PROMPT
Could you give the data below again exactly, apart from the pictures?

Items from a data source
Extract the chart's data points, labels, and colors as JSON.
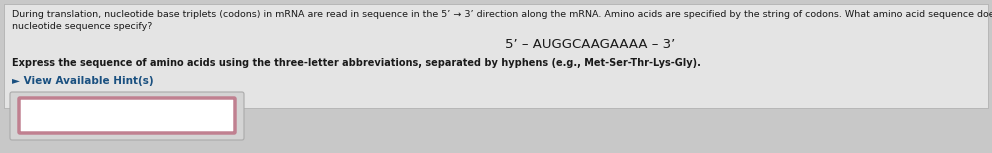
{
  "background_color": "#c8c8c8",
  "panel_color": "#e0e0e0",
  "text_line1": "During translation, nucleotide base triplets (codons) in mRNA are read in sequence in the 5’ → 3’ direction along the mRNA. Amino acids are specified by the string of codons. What amino acid sequence does the following mRNA",
  "text_line2": "nucleotide sequence specify?",
  "mrna_text": "5’ – AUGGCAAGAAAA – 3’",
  "bold_text": "Express the sequence of amino acids using the three-letter abbreviations, separated by hyphens (e.g., Met-Ser-Thr-Lys-Gly).",
  "hint_text": "► View Available Hint(s)",
  "input_box_border_color": "#c08090",
  "input_box_fill": "#ffffff",
  "outer_box_fill": "#d8d8d8",
  "outer_box_border": "#b8b8b8",
  "font_size_body": 6.8,
  "font_size_mrna": 9.5,
  "font_size_bold": 7.0,
  "font_size_hint": 7.5,
  "text_color": "#1a1a1a",
  "hint_color": "#1a5080"
}
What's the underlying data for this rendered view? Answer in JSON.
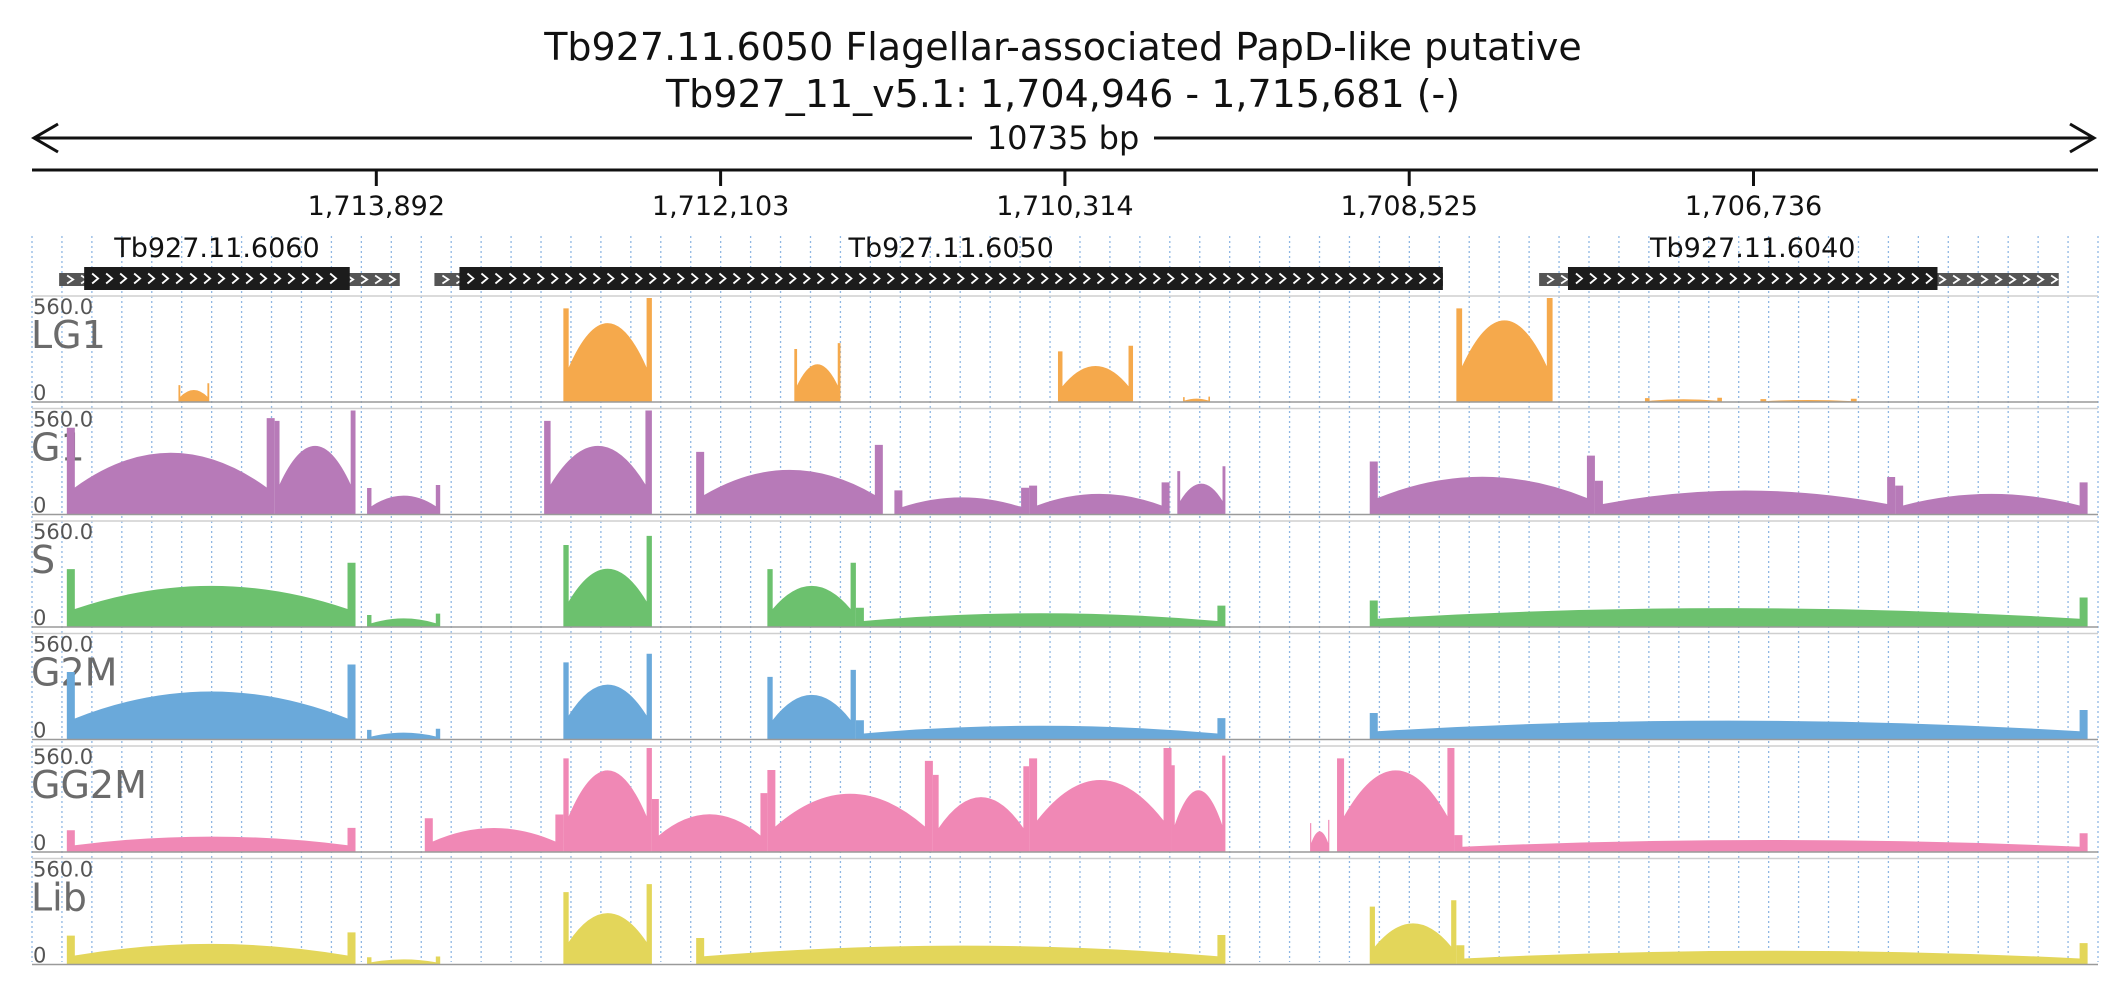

ANSWER SPACE
Extract the chart's data points, labels, and colors as JSON.
{
  "background_color": "#c8c8c8",
  "panel_color": "#e0e0e0",
  "text_line1": "During translation, nucleotide base triplets (codons) in mRNA are read in sequence in the 5’ → 3’ direction along the mRNA. Amino acids are specified by the string of codons. What amino acid sequence does the following mRNA",
  "text_line2": "nucleotide sequence specify?",
  "mrna_text": "5’ – AUGGCAAGAAAA – 3’",
  "bold_text": "Express the sequence of amino acids using the three-letter abbreviations, separated by hyphens (e.g., Met-Ser-Thr-Lys-Gly).",
  "hint_text": "► View Available Hint(s)",
  "input_box_border_color": "#c08090",
  "input_box_fill": "#ffffff",
  "outer_box_fill": "#d8d8d8",
  "outer_box_border": "#b8b8b8",
  "font_size_body": 6.8,
  "font_size_mrna": 9.5,
  "font_size_bold": 7.0,
  "font_size_hint": 7.5,
  "text_color": "#1a1a1a",
  "hint_color": "#1a5080"
}
What's the underlying data for this rendered view? Answer in JSON.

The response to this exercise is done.